» 課題一覧:
**A)** LEDヘッドライトバルブの記事について、次の(i)〜(iii)が内容と合っているかをそれぞれ「はい」か「いいえ」で答え、根拠となる記事の語句をそのまま引用すること。(i) 筆者は照明器具メーカーでLED照明の設計に携わっていた。(ii) 筆者は今もその照明器具メーカーに勤めている。(iii) 筆者は最近、ツイッターに小ネタを投稿していた。
**B)** LEDヘッドライトバルブの記事で、搭載されていると良いとされているLEDチップのメーカーはどこか。
**C)** LEDヘッドライトバルブの記事を2文で要約せよ。

» 文書の抜粋:
>>
ジェイドリアンのカスタムブログ

フルカスタムジェイドを作っていく記録

LEDヘッドライトバルブについての雑学

こんにちは。
 
最近では始めたばかりのツイッターにはまっており、
そちらで小ネタを投稿して満足していました。
 
それはそれで楽しいのですが、
ブログの方も更新しないといけないと思い、
本日は、LEDヘッドライトバルブについての雑学を
少し長くなりますが、記していこうと思います。
  
 
これを読めばLEDの新しい知識が身につくはずです。
 

 

 
 
 

きっかけ

実は、私は某照明器具メーカーに勤めていて、
そこでLED照明の設計をしており、
どこのメーカーのLEDチップが明るいか、
筐体をどのように設計するかということに従事していました。
もう辞めましたが笑
8年ほどそのようなことをしていたので、
少しはLEDについての知識を持っています。
 
 
 

どのLEDが良いのか 

どのメーカーのLEDチップが搭載されていると良いのか、
それは、
・OSRAM(オスラム)、
・Lumileds(ルミレッズ(元フィリップス))
です。
 
CREEのLEDチップを搭載している商品をたまに目にします。
<<
[座標アノテーションの記録]
>>
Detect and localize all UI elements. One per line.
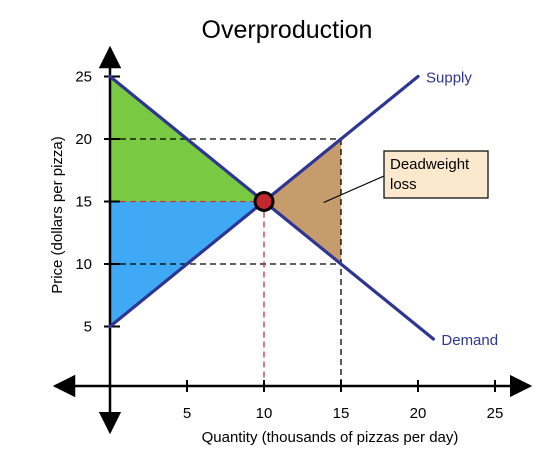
deadweight-loss-region (264, 139, 341, 264)
y-tick-label: 10 (75, 256, 92, 273)
x-tick-label: 20 (410, 405, 427, 422)
callout-pointer (323, 175, 385, 204)
equilibrium-point (253, 191, 275, 212)
deadweight-loss-callout: Deadweight loss (323, 150, 489, 204)
callout-line-2: loss (390, 176, 417, 193)
callout-line-1: Deadweight (390, 156, 470, 173)
x-axis-label: Quantity (thousands of pizzas per day) (202, 429, 459, 446)
supply-curve-label: Supply (426, 70, 472, 87)
callout-box (383, 150, 489, 199)
axis-ticks: 5 10 15 20 25 5 10 15 20 25 (75, 69, 503, 423)
y-axis-label: Price (dollars per pizza) (49, 136, 66, 294)
x-tick-label: 10 (256, 405, 273, 422)
chart-title: Overproduction (202, 16, 373, 44)
demand-curve-label: Demand (441, 332, 498, 349)
y-tick-label: 5 (84, 319, 92, 336)
y-tick-label: 25 (75, 69, 92, 86)
y-tick-label: 20 (75, 131, 92, 148)
y-tick-label: 15 (75, 194, 92, 211)
x-tick-label: 25 (487, 405, 504, 422)
x-tick-label: 15 (333, 405, 350, 422)
x-tick-label: 5 (183, 405, 191, 422)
<<
» 順番どおりの回答:
**A)**
(i) はい。「そこでLED照明の設計をしており、」
(ii) いいえ。「もう辞めましたが笑」
(iii) はい。「そちらで小ネタを投稿して満足していました。」

**B)** OSRAM（オスラム）とLumileds（ルミレッズ、元フィリップス）。

**C)** 筆者は、ツイッターで小ネタを投稿していたが、ブログも更新しようと思い、LEDヘッドライトバルブについての雑学を書くことにした。照明器具メーカーでLED照明の設計に8年ほど従事した筆者は、搭載されていると良いLEDチップのメーカーとしてOSRAMとLumiledsを挙げている。